# What is asked
Extract all of the data and reproduce it precisely.

---------- Records for this exercise ----------

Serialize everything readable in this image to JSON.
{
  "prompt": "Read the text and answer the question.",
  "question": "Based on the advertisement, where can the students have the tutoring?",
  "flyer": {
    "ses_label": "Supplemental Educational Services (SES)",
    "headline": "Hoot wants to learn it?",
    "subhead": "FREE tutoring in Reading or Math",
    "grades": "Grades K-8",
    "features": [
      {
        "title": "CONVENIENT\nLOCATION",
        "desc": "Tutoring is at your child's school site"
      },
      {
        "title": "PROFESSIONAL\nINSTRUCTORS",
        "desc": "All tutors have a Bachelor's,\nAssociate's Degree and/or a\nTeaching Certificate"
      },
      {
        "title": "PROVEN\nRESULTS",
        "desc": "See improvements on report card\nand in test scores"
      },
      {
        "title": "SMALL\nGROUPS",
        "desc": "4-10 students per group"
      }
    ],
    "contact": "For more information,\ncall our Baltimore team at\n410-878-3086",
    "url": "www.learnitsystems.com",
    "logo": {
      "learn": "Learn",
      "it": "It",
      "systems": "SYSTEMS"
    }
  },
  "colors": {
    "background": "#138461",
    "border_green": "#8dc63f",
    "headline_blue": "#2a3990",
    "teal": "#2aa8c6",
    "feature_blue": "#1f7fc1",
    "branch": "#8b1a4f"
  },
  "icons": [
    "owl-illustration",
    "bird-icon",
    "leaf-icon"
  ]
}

----------

# Task result
Serialize everything readable in this image to JSON.
{
  "prompt": "Read the text and answer the question.",
  "question": "Based on the advertisement, where can the students have the tutoring?",
  "flyer": {
    "ses_label": "Supplemental Educational Services (SES)",
    "headline": "Hoot wants to learn it?",
    "subhead": "FREE tutoring in Reading or Math",
    "grades": "Grades K-8",
    "features": [
      {
        "title": "CONVENIENT\nLOCATION",
        "desc": "Tutoring is at your child's school site"
      },
      {
        "title": "PROFESSIONAL\nINSTRUCTORS",
        "desc": "All tutors have a Bachelor's,\nAssociate's Degree and/or a\nTeaching Certificate"
      },
      {
        "title": "PROVEN\nRESULTS",
        "desc": "See improvements on report card\nand in test scores"
      },
      {
        "title": "SMALL\nGROUPS",
        "desc": "4-10 students per group"
      }
    ],
    "contact": "For more information,\ncall our Baltimore team at\n410-878-3086",
    "url": "www.learnitsystems.com",
    "logo": {
      "learn": "Learn",
      "it": "It",
      "systems": "SYSTEMS"
    }
  },
  "colors": {
    "background": "#138461",
    "border_green": "#8dc63f",
    "headline_blue": "#2a3990",
    "teal": "#2aa8c6",
    "feature_blue": "#1f7fc1",
    "branch": "#8b1a4f"
  },
  "icons": [
    "owl-illustration",
    "bird-icon",
    "leaf-icon"
  ]
}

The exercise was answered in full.